> **What the task requires**: Please copy every record below exactly and leave out the pictures.
═══ Available data ═══
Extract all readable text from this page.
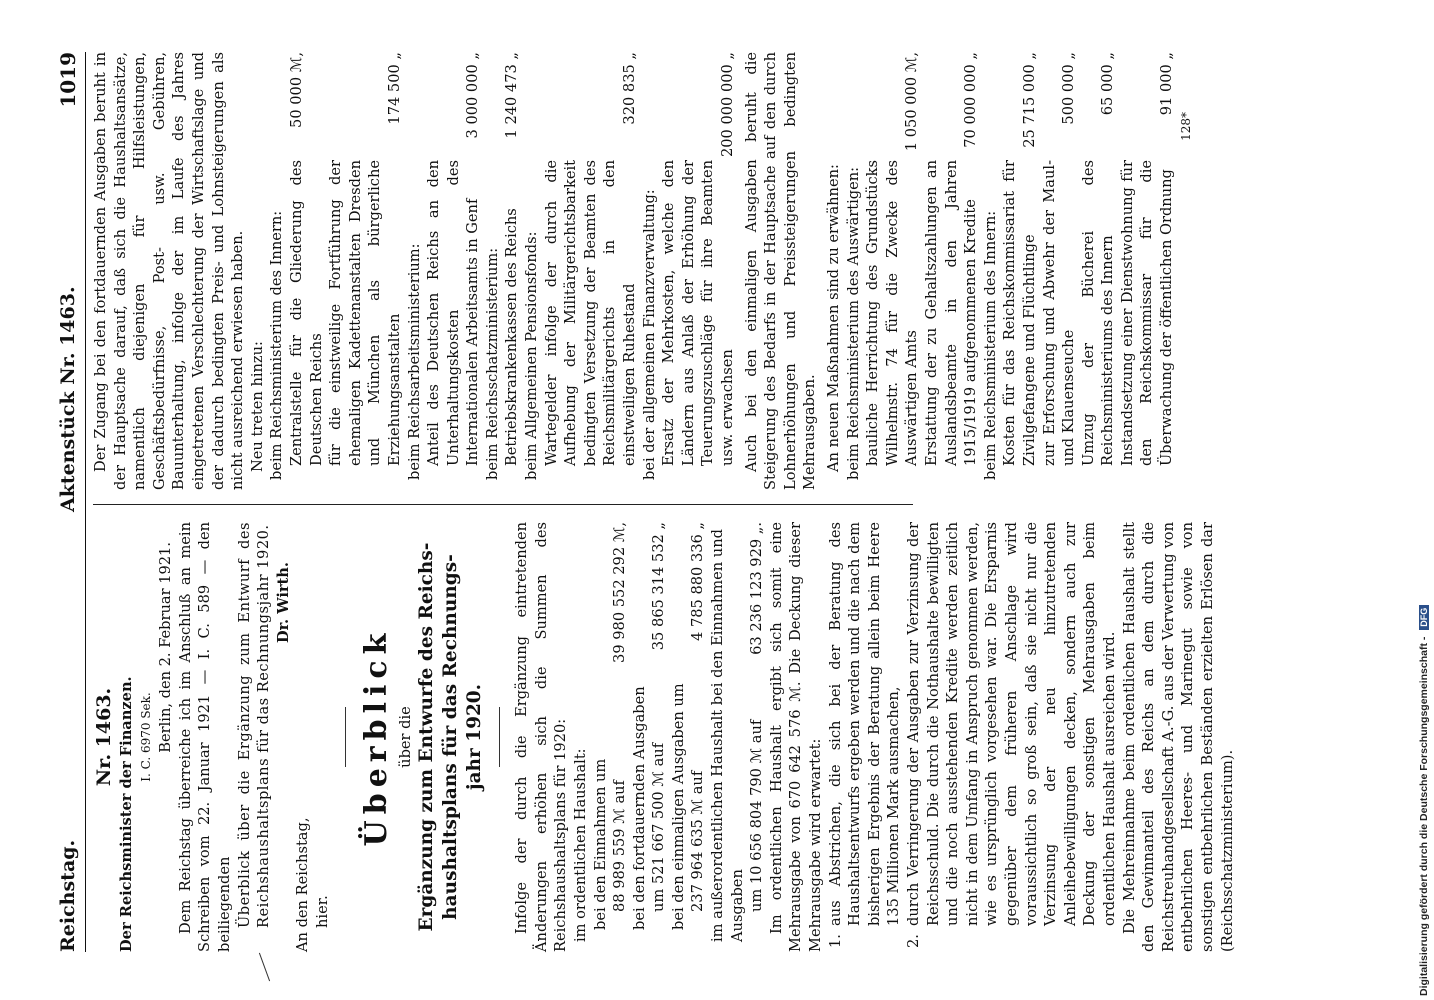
Reichstag.
Aktenstück Nr. 1463.
1019

Nr. 1463. Der Reichsminister der Finanzen. I. C. 6970 Sek. Berlin, den 2. Februar 1921. Dem Reichstag überreiche ich im Anschluß an mein Schreiben vom 22. Januar 1921 — I. C. 589 — den beiliegenden Überblick über die Ergänzung zum Entwurf des Reichshaushaltsplans für das Rechnungsjahr 1920. Dr. Wirth.

An den Reichstag, hier.

Überblick über die Ergänzung zum Entwurfe des Reichs- haushaltsplans für das Rechnungs- jahr 1920. Infolge der durch die Ergänzung eintretenden Änderungen erhöhen sich die Summen des Reichshaushaltsplans für 1920: im ordentlichen Haushalt: bei den Einnahmen um 88 989 559 ℳ auf
39 980 552 292 ℳ,

bei den fortdauernden Ausgaben um 521 667 500 ℳ auf
35 865 314 532 „

bei den einmaligen Ausgaben um 237 964 635 ℳ auf
4 785 880 336 „ im außerordentlichen Haushalt bei den Einnahmen und Ausgaben um 10 656 804 790 ℳ auf
63 236 123 929 „. Im ordentlichen Haushalt ergibt sich somit eine Mehrausgabe von 670 642 576 ℳ. Die Deckung dieser Mehrausgabe wird erwartet: 1.
aus Abstrichen, die sich bei der Beratung des Haushaltsentwurfs ergeben werden und die nach dem bisherigen Ergebnis der Beratung allein beim Heere 135 Millionen Mark ausmachen,
2.
durch Verringerung der Ausgaben zur Verzinsung der Reichsschuld. Die durch die Nothaushalte bewilligten und die noch ausstehenden Kredite werden zeitlich nicht in dem Umfang in Anspruch genommen werden, wie es ursprünglich vorgesehen war. Die Ersparnis gegenüber dem früheren Anschlage wird voraussichtlich so groß sein, daß sie nicht nur die Verzinsung der neu hinzutretenden Anleihebewilligungen decken, sondern auch zur Deckung der sonstigen Mehrausgaben beim ordentlichen Haushalt ausreichen wird. Die Mehreinnahme beim ordentlichen Haushalt stellt den Gewinnanteil des Reichs an dem durch die Reichstreuhandgesellschaft A.-G. aus der Verwertung von entbehrlichen Heeres- und Marinegut sowie von sonstigen entbehrlichen Beständen erzielten Erlösen dar (Reichsschatzministerium).

Der Zugang bei den fortdauernden Ausgaben beruht in der Hauptsache darauf, daß sich die Haushaltsansätze, namentlich diejenigen für Hilfsleistungen, Geschäftsbedürfnisse, Post- usw. Gebühren, Bauunterhaltung, infolge der im Laufe des Jahres eingetretenen Verschlechterung der Wirtschaftslage und der dadurch bedingten Preis- und Lohnsteigerungen als nicht ausreichend erwiesen haben. Neu treten hinzu: beim Reichsministerium des Innern: Zentralstelle für die Gliederung des Deutschen Reichs
50 000 ℳ,
für die einstweilige Fortführung der ehemaligen Kadettenanstalten Dresden und München als bürgerliche Erziehungsanstalten
174 500 „

beim Reichsarbeitsministerium: Anteil des Deutschen Reichs an den Unterhaltungskosten des Internationalen Arbeitsamts in Genf
3 000 000 „

beim Reichsschatzministerium: Betriebskrankenkassen des Reichs
1 240 473 „

beim Allgemeinen Pensionsfonds: Wartegelder infolge der durch die Aufhebung der Militärgerichtsbarkeit bedingten Versetzung der Beamten des Reichsmilitärgerichts in den einstweiligen Ruhestand
320 835 „

bei der allgemeinen Finanzverwaltung: Ersatz der Mehrkosten, welche den Ländern aus Anlaß der Erhöhung der Teuerungszuschläge für ihre Beamten usw. erwachsen
200 000 000 „ Auch bei den einmaligen Ausgaben beruht die Steigerung des Bedarfs in der Hauptsache auf den durch Lohnerhöhungen und Preissteigerungen bedingten Mehrausgaben. An neuen Maßnahmen sind zu erwähnen: beim Reichsministerium des Auswärtigen: bauliche Herrichtung des Grundstücks Wilhelmstr. 74 für die Zwecke des Auswärtigen Amts
1 050 000 ℳ,
Erstattung der zu Gehaltszahlungen an Auslandsbeamte in den Jahren 1915/1919 aufgenommenen Kredite
70 000 000 „

beim Reichsministerium des Innern: Kosten für das Reichskommissariat für Zivilgefangene und Flüchtlinge
25 715 000 „
zur Erforschung und Abwehr der Maul- und Klauenseuche
500 000 „
Umzug der Bücherei des Reichsministeriums des Innern
65 000 „
Instandsetzung einer Dienstwohnung für den Reichskommissar für die Überwachung der öffentlichen Ordnung
91 000 „

128*

Digitalisierung gefördert durch die Deutsche Forschungsgemeinschaft - DFG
═══
> **Written reply**:
Extract all readable text from this page.
Reichstag.
Aktenstück Nr. 1463.
1019

Nr. 1463. Der Reichsminister der Finanzen. I. C. 6970 Sek. Berlin, den 2. Februar 1921. Dem Reichstag überreiche ich im Anschluß an mein Schreiben vom 22. Januar 1921 — I. C. 589 — den beiliegenden Überblick über die Ergänzung zum Entwurf des Reichshaushaltsplans für das Rechnungsjahr 1920. Dr. Wirth.

An den Reichstag, hier.

Überblick über die Ergänzung zum Entwurfe des Reichs- haushaltsplans für das Rechnungs- jahr 1920. Infolge der durch die Ergänzung eintretenden Änderungen erhöhen sich die Summen des Reichshaushaltsplans für 1920: im ordentlichen Haushalt: bei den Einnahmen um 88 989 559 ℳ auf
39 980 552 292 ℳ,

bei den fortdauernden Ausgaben um 521 667 500 ℳ auf
35 865 314 532 „

bei den einmaligen Ausgaben um 237 964 635 ℳ auf
4 785 880 336 „ im außerordentlichen Haushalt bei den Einnahmen und Ausgaben um 10 656 804 790 ℳ auf
63 236 123 929 „. Im ordentlichen Haushalt ergibt sich somit eine Mehrausgabe von 670 642 576 ℳ. Die Deckung dieser Mehrausgabe wird erwartet: 1.
aus Abstrichen, die sich bei der Beratung des Haushaltsentwurfs ergeben werden und die nach dem bisherigen Ergebnis der Beratung allein beim Heere 135 Millionen Mark ausmachen,
2.
durch Verringerung der Ausgaben zur Verzinsung der Reichsschuld. Die durch die Nothaushalte bewilligten und die noch ausstehenden Kredite werden zeitlich nicht in dem Umfang in Anspruch genommen werden, wie es ursprünglich vorgesehen war. Die Ersparnis gegenüber dem früheren Anschlage wird voraussichtlich so groß sein, daß sie nicht nur die Verzinsung der neu hinzutretenden Anleihebewilligungen decken, sondern auch zur Deckung der sonstigen Mehrausgaben beim ordentlichen Haushalt ausreichen wird. Die Mehreinnahme beim ordentlichen Haushalt stellt den Gewinnanteil des Reichs an dem durch die Reichstreuhandgesellschaft A.-G. aus der Verwertung von entbehrlichen Heeres- und Marinegut sowie von sonstigen entbehrlichen Beständen erzielten Erlösen dar (Reichsschatzministerium).

Der Zugang bei den fortdauernden Ausgaben beruht in der Hauptsache darauf, daß sich die Haushaltsansätze, namentlich diejenigen für Hilfsleistungen, Geschäftsbedürfnisse, Post- usw. Gebühren, Bauunterhaltung, infolge der im Laufe des Jahres eingetretenen Verschlechterung der Wirtschaftslage und der dadurch bedingten Preis- und Lohnsteigerungen als nicht ausreichend erwiesen haben. Neu treten hinzu: beim Reichsministerium des Innern: Zentralstelle für die Gliederung des Deutschen Reichs
50 000 ℳ,
für die einstweilige Fortführung der ehemaligen Kadettenanstalten Dresden und München als bürgerliche Erziehungsanstalten
174 500 „

beim Reichsarbeitsministerium: Anteil des Deutschen Reichs an den Unterhaltungskosten des Internationalen Arbeitsamts in Genf
3 000 000 „

beim Reichsschatzministerium: Betriebskrankenkassen des Reichs
1 240 473 „

beim Allgemeinen Pensionsfonds: Wartegelder infolge der durch die Aufhebung der Militärgerichtsbarkeit bedingten Versetzung der Beamten des Reichsmilitärgerichts in den einstweiligen Ruhestand
320 835 „

bei der allgemeinen Finanzverwaltung: Ersatz der Mehrkosten, welche den Ländern aus Anlaß der Erhöhung der Teuerungszuschläge für ihre Beamten usw. erwachsen
200 000 000 „ Auch bei den einmaligen Ausgaben beruht die Steigerung des Bedarfs in der Hauptsache auf den durch Lohnerhöhungen und Preissteigerungen bedingten Mehrausgaben. An neuen Maßnahmen sind zu erwähnen: beim Reichsministerium des Auswärtigen: bauliche Herrichtung des Grundstücks Wilhelmstr. 74 für die Zwecke des Auswärtigen Amts
1 050 000 ℳ,
Erstattung der zu Gehaltszahlungen an Auslandsbeamte in den Jahren 1915/1919 aufgenommenen Kredite
70 000 000 „

beim Reichsministerium des Innern: Kosten für das Reichskommissariat für Zivilgefangene und Flüchtlinge
25 715 000 „
zur Erforschung und Abwehr der Maul- und Klauenseuche
500 000 „
Umzug der Bücherei des Reichsministeriums des Innern
65 000 „
Instandsetzung einer Dienstwohnung für den Reichskommissar für die Überwachung der öffentlichen Ordnung
91 000 „

128*

Digitalisierung gefördert durch die Deutsche Forschungsgemeinschaft - DFG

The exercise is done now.